» **Your goal**:
The listing below should be copied in full, word for word.

» **Entries provided**:
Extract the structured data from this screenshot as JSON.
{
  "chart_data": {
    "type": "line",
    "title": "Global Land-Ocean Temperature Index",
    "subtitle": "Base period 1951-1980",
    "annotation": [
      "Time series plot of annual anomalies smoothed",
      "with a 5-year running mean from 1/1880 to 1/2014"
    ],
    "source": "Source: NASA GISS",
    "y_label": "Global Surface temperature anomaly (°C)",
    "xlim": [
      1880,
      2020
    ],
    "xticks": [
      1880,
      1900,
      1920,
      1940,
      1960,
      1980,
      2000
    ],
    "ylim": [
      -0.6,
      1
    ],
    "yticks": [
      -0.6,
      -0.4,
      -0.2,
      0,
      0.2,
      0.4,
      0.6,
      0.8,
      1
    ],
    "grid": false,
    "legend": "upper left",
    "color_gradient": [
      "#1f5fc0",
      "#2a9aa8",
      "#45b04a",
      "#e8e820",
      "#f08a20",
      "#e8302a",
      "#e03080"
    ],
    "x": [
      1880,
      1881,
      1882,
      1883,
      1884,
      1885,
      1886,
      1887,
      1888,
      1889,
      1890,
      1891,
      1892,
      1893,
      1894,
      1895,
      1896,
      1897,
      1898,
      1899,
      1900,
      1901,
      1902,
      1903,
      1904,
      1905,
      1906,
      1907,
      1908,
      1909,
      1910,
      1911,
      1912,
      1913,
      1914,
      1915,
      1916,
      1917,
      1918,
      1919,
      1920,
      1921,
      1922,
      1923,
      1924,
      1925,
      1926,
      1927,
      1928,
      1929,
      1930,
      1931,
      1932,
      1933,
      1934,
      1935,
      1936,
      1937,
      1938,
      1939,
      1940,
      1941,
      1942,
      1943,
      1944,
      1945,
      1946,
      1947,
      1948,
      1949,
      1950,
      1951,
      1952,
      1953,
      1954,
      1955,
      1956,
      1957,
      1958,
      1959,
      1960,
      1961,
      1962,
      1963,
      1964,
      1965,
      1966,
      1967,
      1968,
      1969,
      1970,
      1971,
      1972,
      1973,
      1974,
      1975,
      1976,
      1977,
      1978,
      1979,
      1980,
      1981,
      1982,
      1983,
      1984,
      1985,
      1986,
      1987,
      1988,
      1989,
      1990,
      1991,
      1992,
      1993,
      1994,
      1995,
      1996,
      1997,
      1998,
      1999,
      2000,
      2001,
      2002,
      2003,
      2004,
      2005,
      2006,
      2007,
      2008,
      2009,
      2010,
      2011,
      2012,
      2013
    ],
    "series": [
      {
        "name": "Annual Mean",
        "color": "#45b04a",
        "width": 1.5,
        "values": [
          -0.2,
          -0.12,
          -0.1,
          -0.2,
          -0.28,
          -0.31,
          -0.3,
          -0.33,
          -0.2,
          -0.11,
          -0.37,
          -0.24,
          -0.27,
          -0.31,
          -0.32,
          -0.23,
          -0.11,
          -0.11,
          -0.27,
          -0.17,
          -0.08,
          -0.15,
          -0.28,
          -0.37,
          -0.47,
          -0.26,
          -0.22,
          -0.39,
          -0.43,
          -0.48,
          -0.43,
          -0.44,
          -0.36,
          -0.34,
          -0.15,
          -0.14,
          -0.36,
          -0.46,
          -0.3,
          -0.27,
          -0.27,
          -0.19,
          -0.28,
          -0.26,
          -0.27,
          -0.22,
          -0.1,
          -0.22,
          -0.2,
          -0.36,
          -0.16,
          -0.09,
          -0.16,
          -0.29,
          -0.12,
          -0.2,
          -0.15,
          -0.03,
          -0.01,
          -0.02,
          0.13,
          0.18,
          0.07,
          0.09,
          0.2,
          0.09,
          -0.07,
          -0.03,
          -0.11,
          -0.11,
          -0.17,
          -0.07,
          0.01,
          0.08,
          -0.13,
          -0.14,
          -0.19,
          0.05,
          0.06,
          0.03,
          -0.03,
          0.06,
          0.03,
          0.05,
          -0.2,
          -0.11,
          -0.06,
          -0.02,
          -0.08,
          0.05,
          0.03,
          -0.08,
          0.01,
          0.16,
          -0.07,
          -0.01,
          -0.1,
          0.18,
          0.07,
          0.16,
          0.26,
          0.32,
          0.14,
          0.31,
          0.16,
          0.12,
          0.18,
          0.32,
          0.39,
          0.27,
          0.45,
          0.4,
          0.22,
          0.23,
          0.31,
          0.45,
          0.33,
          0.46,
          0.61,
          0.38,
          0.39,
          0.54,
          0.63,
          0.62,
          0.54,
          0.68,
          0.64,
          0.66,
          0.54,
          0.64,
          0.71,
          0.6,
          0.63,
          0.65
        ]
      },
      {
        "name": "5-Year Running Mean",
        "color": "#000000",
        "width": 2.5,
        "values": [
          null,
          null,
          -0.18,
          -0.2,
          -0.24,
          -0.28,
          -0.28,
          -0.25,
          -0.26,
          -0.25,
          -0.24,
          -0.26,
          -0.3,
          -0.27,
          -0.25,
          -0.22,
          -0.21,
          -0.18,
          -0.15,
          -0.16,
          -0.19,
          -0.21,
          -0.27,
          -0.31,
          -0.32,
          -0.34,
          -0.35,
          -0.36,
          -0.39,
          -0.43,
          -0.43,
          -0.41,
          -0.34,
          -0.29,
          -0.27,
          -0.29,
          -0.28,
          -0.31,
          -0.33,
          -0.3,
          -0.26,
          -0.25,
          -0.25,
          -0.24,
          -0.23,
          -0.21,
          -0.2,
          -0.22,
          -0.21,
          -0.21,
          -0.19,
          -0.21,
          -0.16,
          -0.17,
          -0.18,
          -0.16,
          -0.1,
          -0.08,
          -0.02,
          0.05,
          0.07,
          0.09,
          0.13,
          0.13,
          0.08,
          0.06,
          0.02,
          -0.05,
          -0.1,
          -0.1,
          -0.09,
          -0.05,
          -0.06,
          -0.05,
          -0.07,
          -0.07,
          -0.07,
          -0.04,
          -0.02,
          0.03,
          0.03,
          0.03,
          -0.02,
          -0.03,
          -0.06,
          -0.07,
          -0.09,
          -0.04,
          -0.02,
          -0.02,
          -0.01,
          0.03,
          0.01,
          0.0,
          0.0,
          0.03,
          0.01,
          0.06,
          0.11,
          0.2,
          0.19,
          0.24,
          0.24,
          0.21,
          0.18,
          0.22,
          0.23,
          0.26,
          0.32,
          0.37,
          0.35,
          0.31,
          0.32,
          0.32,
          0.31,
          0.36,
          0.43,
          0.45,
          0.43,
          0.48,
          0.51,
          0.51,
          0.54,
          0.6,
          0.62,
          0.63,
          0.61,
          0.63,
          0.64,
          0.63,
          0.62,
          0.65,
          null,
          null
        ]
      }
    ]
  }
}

» **Correct response**:
Extract the structured data from this screenshot as JSON.
{
  "chart_data": {
    "type": "line",
    "title": "Global Land-Ocean Temperature Index",
    "subtitle": "Base period 1951-1980",
    "annotation": [
      "Time series plot of annual anomalies smoothed",
      "with a 5-year running mean from 1/1880 to 1/2014"
    ],
    "source": "Source: NASA GISS",
    "y_label": "Global Surface temperature anomaly (°C)",
    "xlim": [
      1880,
      2020
    ],
    "xticks": [
      1880,
      1900,
      1920,
      1940,
      1960,
      1980,
      2000
    ],
    "ylim": [
      -0.6,
      1
    ],
    "yticks": [
      -0.6,
      -0.4,
      -0.2,
      0,
      0.2,
      0.4,
      0.6,
      0.8,
      1
    ],
    "grid": false,
    "legend": "upper left",
    "color_gradient": [
      "#1f5fc0",
      "#2a9aa8",
      "#45b04a",
      "#e8e820",
      "#f08a20",
      "#e8302a",
      "#e03080"
    ],
    "x": [
      1880,
      1881,
      1882,
      1883,
      1884,
      1885,
      1886,
      1887,
      1888,
      1889,
      1890,
      1891,
      1892,
      1893,
      1894,
      1895,
      1896,
      1897,
      1898,
      1899,
      1900,
      1901,
      1902,
      1903,
      1904,
      1905,
      1906,
      1907,
      1908,
      1909,
      1910,
      1911,
      1912,
      1913,
      1914,
      1915,
      1916,
      1917,
      1918,
      1919,
      1920,
      1921,
      1922,
      1923,
      1924,
      1925,
      1926,
      1927,
      1928,
      1929,
      1930,
      1931,
      1932,
      1933,
      1934,
      1935,
      1936,
      1937,
      1938,
      1939,
      1940,
      1941,
      1942,
      1943,
      1944,
      1945,
      1946,
      1947,
      1948,
      1949,
      1950,
      1951,
      1952,
      1953,
      1954,
      1955,
      1956,
      1957,
      1958,
      1959,
      1960,
      1961,
      1962,
      1963,
      1964,
      1965,
      1966,
      1967,
      1968,
      1969,
      1970,
      1971,
      1972,
      1973,
      1974,
      1975,
      1976,
      1977,
      1978,
      1979,
      1980,
      1981,
      1982,
      1983,
      1984,
      1985,
      1986,
      1987,
      1988,
      1989,
      1990,
      1991,
      1992,
      1993,
      1994,
      1995,
      1996,
      1997,
      1998,
      1999,
      2000,
      2001,
      2002,
      2003,
      2004,
      2005,
      2006,
      2007,
      2008,
      2009,
      2010,
      2011,
      2012,
      2013
    ],
    "series": [
      {
        "name": "Annual Mean",
        "color": "#45b04a",
        "width": 1.5,
        "values": [
          -0.2,
          -0.12,
          -0.1,
          -0.2,
          -0.28,
          -0.31,
          -0.3,
          -0.33,
          -0.2,
          -0.11,
          -0.37,
          -0.24,
          -0.27,
          -0.31,
          -0.32,
          -0.23,
          -0.11,
          -0.11,
          -0.27,
          -0.17,
          -0.08,
          -0.15,
          -0.28,
          -0.37,
          -0.47,
          -0.26,
          -0.22,
          -0.39,
          -0.43,
          -0.48,
          -0.43,
          -0.44,
          -0.36,
          -0.34,
          -0.15,
          -0.14,
          -0.36,
          -0.46,
          -0.3,
          -0.27,
          -0.27,
          -0.19,
          -0.28,
          -0.26,
          -0.27,
          -0.22,
          -0.1,
          -0.22,
          -0.2,
          -0.36,
          -0.16,
          -0.09,
          -0.16,
          -0.29,
          -0.12,
          -0.2,
          -0.15,
          -0.03,
          -0.01,
          -0.02,
          0.13,
          0.18,
          0.07,
          0.09,
          0.2,
          0.09,
          -0.07,
          -0.03,
          -0.11,
          -0.11,
          -0.17,
          -0.07,
          0.01,
          0.08,
          -0.13,
          -0.14,
          -0.19,
          0.05,
          0.06,
          0.03,
          -0.03,
          0.06,
          0.03,
          0.05,
          -0.2,
          -0.11,
          -0.06,
          -0.02,
          -0.08,
          0.05,
          0.03,
          -0.08,
          0.01,
          0.16,
          -0.07,
          -0.01,
          -0.1,
          0.18,
          0.07,
          0.16,
          0.26,
          0.32,
          0.14,
          0.31,
          0.16,
          0.12,
          0.18,
          0.32,
          0.39,
          0.27,
          0.45,
          0.4,
          0.22,
          0.23,
          0.31,
          0.45,
          0.33,
          0.46,
          0.61,
          0.38,
          0.39,
          0.54,
          0.63,
          0.62,
          0.54,
          0.68,
          0.64,
          0.66,
          0.54,
          0.64,
          0.71,
          0.6,
          0.63,
          0.65
        ]
      },
      {
        "name": "5-Year Running Mean",
        "color": "#000000",
        "width": 2.5,
        "values": [
          null,
          null,
          -0.18,
          -0.2,
          -0.24,
          -0.28,
          -0.28,
          -0.25,
          -0.26,
          -0.25,
          -0.24,
          -0.26,
          -0.3,
          -0.27,
          -0.25,
          -0.22,
          -0.21,
          -0.18,
          -0.15,
          -0.16,
          -0.19,
          -0.21,
          -0.27,
          -0.31,
          -0.32,
          -0.34,
          -0.35,
          -0.36,
          -0.39,
          -0.43,
          -0.43,
          -0.41,
          -0.34,
          -0.29,
          -0.27,
          -0.29,
          -0.28,
          -0.31,
          -0.33,
          -0.3,
          -0.26,
          -0.25,
          -0.25,
          -0.24,
          -0.23,
          -0.21,
          -0.2,
          -0.22,
          -0.21,
          -0.21,
          -0.19,
          -0.21,
          -0.16,
          -0.17,
          -0.18,
          -0.16,
          -0.1,
          -0.08,
          -0.02,
          0.05,
          0.07,
          0.09,
          0.13,
          0.13,
          0.08,
          0.06,
          0.02,
          -0.05,
          -0.1,
          -0.1,
          -0.09,
          -0.05,
          -0.06,
          -0.05,
          -0.07,
          -0.07,
          -0.07,
          -0.04,
          -0.02,
          0.03,
          0.03,
          0.03,
          -0.02,
          -0.03,
          -0.06,
          -0.07,
          -0.09,
          -0.04,
          -0.02,
          -0.02,
          -0.01,
          0.03,
          0.01,
          0.0,
          0.0,
          0.03,
          0.01,
          0.06,
          0.11,
          0.2,
          0.19,
          0.24,
          0.24,
          0.21,
          0.18,
          0.22,
          0.23,
          0.26,
          0.32,
          0.37,
          0.35,
          0.31,
          0.32,
          0.32,
          0.31,
          0.36,
          0.43,
          0.45,
          0.43,
          0.48,
          0.51,
          0.51,
          0.54,
          0.6,
          0.62,
          0.63,
          0.61,
          0.63,
          0.64,
          0.63,
          0.62,
          0.65,
          null,
          null
        ]
      }
    ]
  }
}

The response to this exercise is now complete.